** Start RECORDS SUPPLIED **
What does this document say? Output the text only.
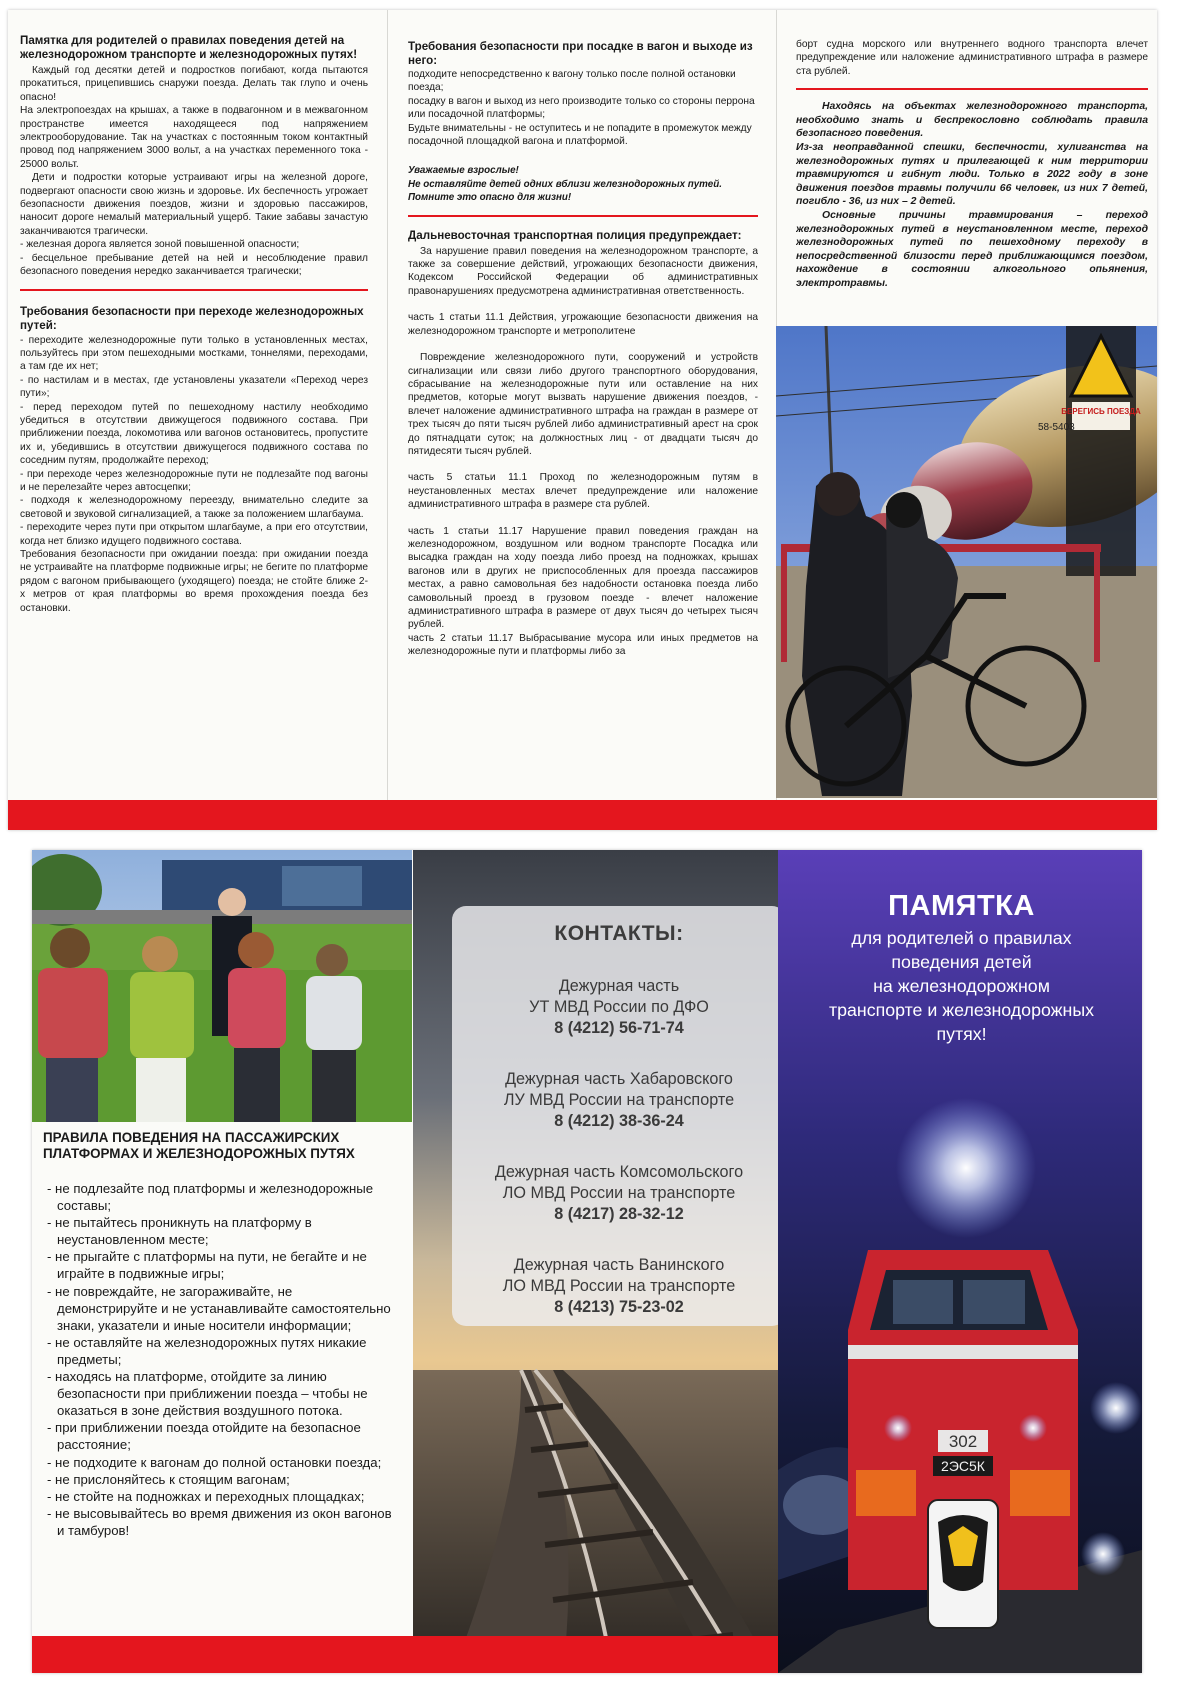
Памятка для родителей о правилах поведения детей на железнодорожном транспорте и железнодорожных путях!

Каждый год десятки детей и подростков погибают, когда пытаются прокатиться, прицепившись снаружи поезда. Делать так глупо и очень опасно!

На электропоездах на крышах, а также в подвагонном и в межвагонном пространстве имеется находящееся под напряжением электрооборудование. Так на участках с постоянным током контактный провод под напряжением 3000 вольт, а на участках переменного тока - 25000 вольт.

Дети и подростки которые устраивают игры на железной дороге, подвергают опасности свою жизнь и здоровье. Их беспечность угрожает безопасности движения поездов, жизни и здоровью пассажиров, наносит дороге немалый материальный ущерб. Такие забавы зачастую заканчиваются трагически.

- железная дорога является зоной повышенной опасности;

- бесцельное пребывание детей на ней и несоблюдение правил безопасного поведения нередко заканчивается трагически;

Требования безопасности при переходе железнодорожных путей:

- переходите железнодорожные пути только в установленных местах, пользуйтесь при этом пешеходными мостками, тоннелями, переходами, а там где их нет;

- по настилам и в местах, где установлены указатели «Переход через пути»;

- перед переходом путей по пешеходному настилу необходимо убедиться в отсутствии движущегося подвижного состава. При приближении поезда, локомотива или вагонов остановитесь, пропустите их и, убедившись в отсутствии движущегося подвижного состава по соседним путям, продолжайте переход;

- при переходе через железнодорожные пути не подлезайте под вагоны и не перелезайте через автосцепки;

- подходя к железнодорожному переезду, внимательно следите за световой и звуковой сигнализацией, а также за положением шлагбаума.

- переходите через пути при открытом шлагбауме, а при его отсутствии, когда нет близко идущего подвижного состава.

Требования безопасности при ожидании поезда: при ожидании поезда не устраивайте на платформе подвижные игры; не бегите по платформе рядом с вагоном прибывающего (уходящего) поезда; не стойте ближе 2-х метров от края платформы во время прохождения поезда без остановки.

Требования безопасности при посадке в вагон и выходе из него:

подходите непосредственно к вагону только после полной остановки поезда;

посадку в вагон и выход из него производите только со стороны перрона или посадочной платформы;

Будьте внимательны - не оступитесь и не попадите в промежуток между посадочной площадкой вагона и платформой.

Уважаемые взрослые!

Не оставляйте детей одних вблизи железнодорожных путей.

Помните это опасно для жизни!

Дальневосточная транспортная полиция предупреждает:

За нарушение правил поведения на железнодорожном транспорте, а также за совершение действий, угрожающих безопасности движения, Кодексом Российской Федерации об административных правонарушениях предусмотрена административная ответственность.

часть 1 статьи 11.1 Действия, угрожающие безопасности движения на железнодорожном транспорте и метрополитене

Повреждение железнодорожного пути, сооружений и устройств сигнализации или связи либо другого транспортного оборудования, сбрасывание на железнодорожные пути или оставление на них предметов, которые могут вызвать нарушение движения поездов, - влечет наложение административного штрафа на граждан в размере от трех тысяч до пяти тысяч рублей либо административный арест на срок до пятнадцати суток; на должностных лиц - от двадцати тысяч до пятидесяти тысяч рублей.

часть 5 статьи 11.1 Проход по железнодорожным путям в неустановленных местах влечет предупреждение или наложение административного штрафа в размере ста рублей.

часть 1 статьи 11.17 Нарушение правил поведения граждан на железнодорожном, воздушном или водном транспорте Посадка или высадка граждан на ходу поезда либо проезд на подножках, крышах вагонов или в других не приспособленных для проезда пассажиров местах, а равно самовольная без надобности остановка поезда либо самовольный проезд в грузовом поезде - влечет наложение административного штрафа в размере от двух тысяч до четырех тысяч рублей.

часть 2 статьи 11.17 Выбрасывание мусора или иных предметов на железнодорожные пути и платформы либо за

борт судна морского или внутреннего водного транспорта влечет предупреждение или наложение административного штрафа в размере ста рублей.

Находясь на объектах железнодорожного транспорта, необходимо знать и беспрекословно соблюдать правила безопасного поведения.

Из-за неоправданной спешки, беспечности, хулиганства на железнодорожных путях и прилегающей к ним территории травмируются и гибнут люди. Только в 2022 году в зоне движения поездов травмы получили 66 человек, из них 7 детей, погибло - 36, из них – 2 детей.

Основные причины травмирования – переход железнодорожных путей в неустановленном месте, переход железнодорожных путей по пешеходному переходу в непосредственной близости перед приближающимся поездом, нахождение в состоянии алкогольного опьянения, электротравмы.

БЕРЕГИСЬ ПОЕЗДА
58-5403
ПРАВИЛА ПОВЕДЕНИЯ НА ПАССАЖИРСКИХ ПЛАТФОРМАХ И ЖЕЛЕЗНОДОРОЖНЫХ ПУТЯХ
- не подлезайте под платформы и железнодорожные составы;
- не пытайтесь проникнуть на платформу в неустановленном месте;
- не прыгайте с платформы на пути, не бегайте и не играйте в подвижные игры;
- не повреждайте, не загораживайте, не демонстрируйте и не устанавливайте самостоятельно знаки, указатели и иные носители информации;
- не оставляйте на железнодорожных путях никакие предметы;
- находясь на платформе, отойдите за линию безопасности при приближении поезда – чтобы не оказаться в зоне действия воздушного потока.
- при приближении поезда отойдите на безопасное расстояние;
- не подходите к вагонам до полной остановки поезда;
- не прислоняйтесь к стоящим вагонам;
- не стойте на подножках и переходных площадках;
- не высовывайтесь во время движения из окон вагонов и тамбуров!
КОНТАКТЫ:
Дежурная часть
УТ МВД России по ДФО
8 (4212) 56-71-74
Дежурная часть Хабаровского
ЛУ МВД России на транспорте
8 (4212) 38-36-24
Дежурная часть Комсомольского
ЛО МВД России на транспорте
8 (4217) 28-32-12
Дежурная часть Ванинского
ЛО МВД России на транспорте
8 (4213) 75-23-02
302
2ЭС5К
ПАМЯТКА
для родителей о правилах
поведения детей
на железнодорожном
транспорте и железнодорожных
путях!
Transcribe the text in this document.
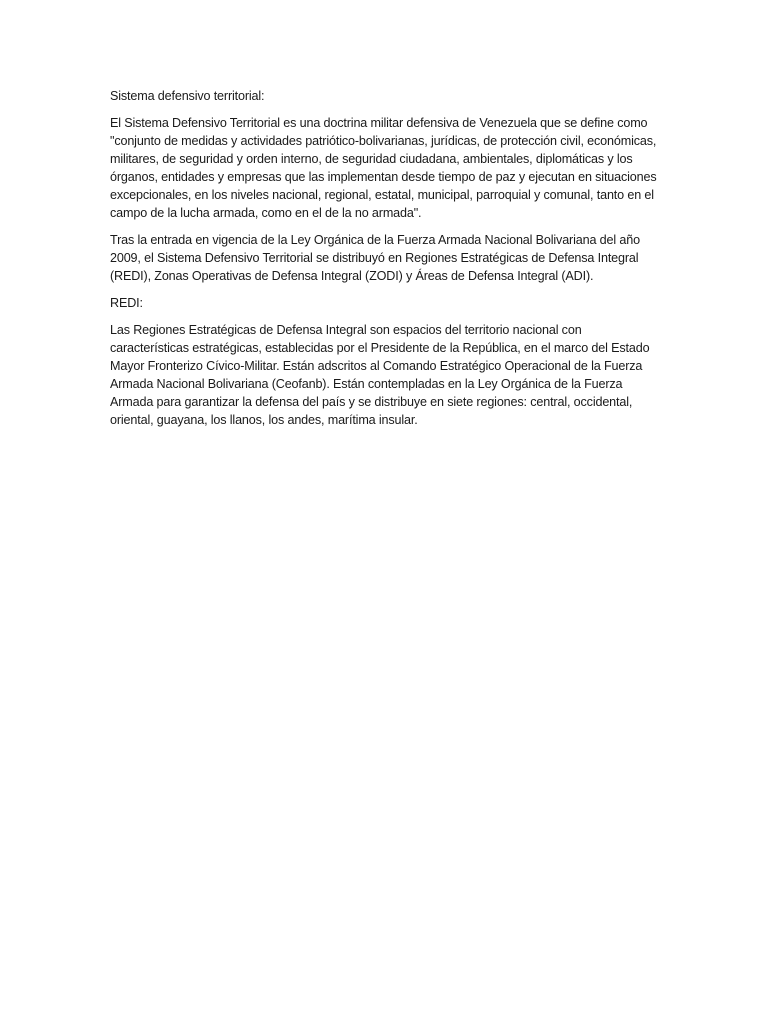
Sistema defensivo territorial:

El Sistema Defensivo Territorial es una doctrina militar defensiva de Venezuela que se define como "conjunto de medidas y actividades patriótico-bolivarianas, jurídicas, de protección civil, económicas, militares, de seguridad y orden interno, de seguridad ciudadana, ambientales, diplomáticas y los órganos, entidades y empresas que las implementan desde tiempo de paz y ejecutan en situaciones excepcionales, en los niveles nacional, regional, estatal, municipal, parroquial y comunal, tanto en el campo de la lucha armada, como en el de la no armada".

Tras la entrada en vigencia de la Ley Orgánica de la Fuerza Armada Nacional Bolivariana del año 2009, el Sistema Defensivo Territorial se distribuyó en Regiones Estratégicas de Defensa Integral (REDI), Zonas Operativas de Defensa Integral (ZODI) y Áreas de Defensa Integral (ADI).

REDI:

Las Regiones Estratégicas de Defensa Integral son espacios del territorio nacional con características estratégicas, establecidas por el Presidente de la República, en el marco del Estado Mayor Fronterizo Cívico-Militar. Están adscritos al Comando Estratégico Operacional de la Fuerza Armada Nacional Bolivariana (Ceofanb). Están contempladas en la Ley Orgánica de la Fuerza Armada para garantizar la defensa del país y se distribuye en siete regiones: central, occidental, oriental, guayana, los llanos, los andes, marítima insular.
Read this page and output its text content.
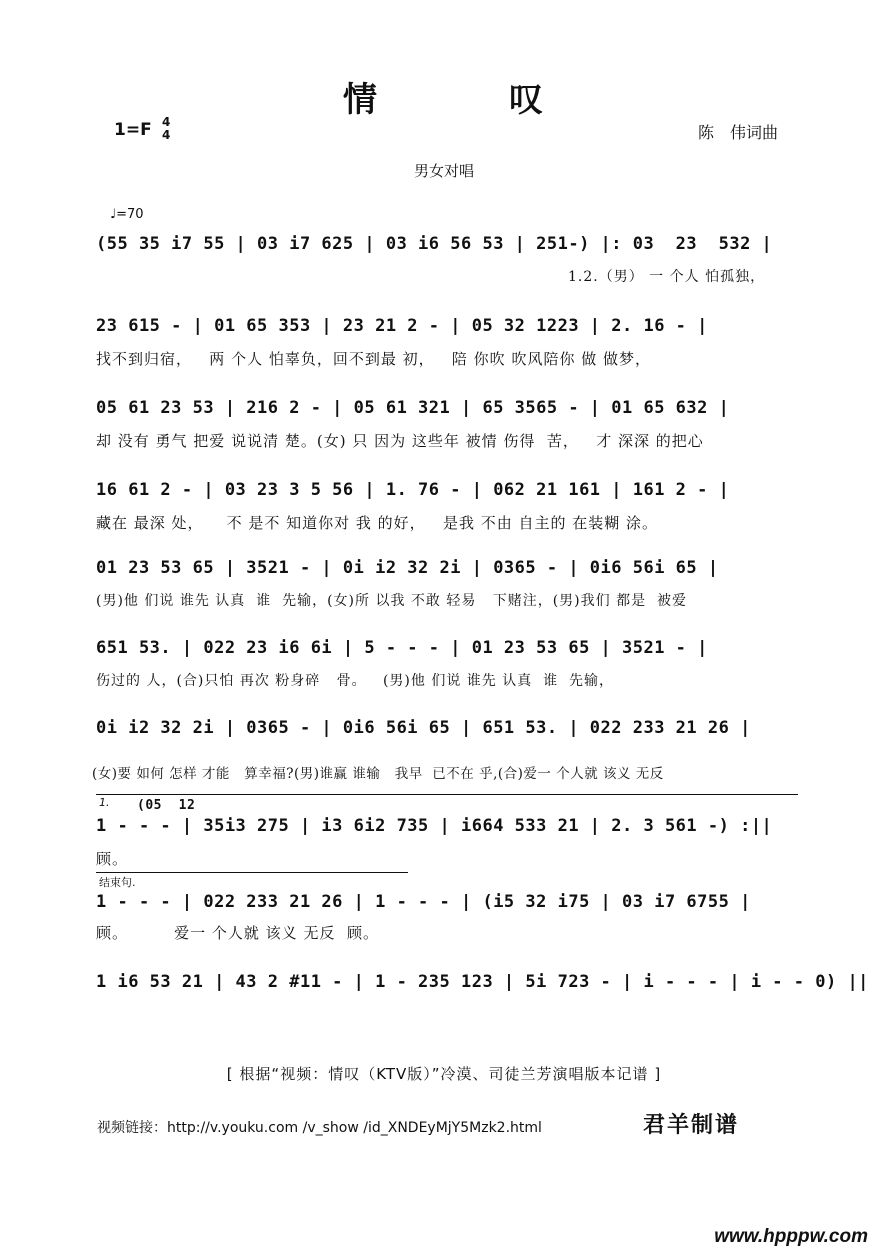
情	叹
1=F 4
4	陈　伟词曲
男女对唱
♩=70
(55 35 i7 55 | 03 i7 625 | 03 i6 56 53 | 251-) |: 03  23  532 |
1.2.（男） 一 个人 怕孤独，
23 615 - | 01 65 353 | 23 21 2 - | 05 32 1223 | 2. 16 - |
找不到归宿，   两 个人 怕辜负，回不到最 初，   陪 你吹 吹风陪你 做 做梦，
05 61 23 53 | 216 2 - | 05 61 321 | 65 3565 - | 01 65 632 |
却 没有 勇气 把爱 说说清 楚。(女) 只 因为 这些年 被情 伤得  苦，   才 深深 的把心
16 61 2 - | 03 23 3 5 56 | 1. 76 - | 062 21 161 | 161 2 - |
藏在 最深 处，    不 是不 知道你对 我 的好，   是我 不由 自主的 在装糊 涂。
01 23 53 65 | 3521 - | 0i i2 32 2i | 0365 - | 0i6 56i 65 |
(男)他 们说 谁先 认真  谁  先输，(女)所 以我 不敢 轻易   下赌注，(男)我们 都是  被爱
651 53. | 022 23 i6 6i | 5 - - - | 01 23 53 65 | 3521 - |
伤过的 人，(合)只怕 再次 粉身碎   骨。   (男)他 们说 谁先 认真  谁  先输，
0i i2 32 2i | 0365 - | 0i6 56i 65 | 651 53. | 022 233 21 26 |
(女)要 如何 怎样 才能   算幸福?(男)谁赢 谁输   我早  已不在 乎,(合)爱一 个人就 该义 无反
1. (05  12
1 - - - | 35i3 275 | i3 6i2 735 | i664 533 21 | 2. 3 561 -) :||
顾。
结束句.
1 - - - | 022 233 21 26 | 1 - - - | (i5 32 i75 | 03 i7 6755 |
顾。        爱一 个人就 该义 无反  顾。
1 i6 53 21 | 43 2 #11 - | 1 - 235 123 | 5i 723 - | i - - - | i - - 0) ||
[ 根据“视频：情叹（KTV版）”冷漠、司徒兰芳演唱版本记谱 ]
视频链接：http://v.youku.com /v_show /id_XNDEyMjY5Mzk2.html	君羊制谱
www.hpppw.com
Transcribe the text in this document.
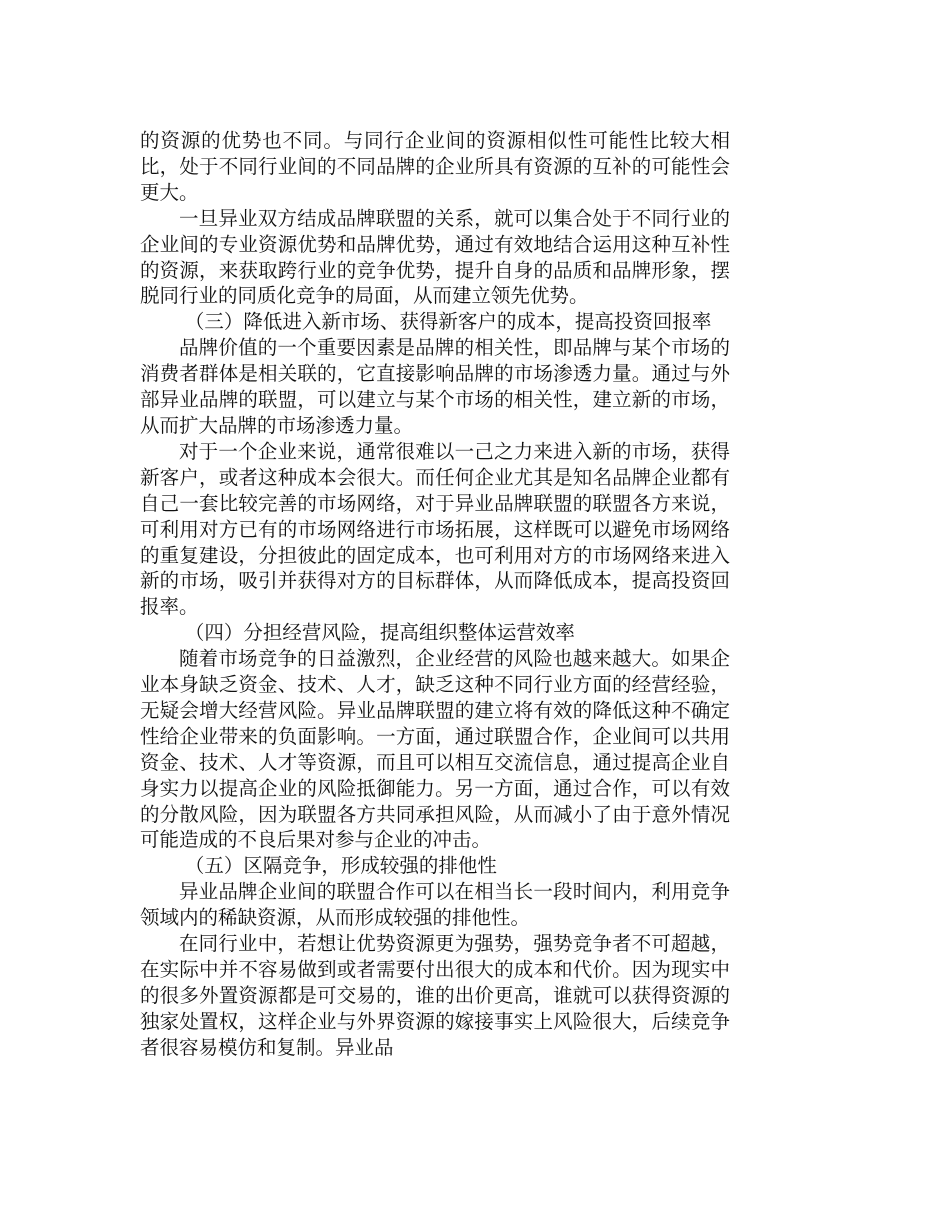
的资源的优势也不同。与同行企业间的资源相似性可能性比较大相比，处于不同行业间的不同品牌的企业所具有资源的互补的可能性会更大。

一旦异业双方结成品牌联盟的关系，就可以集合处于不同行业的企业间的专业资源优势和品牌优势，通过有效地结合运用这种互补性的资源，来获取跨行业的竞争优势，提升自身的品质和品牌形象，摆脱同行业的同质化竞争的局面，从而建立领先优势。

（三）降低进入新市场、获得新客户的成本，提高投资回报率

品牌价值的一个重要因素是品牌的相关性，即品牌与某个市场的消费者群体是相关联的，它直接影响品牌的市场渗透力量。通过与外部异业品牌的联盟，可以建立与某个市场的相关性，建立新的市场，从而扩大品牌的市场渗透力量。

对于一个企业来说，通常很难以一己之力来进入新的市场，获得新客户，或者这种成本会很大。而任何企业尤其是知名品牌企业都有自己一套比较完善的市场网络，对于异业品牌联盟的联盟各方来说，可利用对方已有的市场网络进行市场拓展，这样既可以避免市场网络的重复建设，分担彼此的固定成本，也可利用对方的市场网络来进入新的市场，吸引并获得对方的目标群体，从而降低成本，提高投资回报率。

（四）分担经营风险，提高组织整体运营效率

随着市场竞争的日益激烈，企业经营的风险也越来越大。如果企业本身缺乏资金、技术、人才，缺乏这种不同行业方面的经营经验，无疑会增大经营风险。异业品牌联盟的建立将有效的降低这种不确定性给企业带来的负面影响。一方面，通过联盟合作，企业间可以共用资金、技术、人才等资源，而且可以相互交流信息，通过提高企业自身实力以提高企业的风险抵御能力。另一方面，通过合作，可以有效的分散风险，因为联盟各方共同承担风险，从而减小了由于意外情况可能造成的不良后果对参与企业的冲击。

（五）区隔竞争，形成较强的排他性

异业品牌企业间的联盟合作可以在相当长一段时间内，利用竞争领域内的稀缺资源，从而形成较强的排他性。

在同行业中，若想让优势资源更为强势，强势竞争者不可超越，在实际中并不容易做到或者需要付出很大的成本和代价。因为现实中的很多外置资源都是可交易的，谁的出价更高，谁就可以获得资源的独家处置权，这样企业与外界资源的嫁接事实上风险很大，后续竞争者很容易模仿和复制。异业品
** End RECORDS SUPPLIED **
[TASK]
Collect the lines that hold "перед".

[TASK ANSWER]
- перед переходом путей по пешеходному настилу необходимо убедиться в отсутствии движущегося подвижного состава. При приближении поезда, локомотива или вагонов остановитесь, пропустите их и, убедившись в отсутствии движущегося подвижного состава по соседним путям, продолжайте переход;
Основные причины травмирования – переход железнодорожных путей в неустановленном месте, переход железнодорожных путей по пешеходному переходу в непосредственной близости перед приближающимся поездом, нахождение в состоянии алкогольного опьянения, электротравмы.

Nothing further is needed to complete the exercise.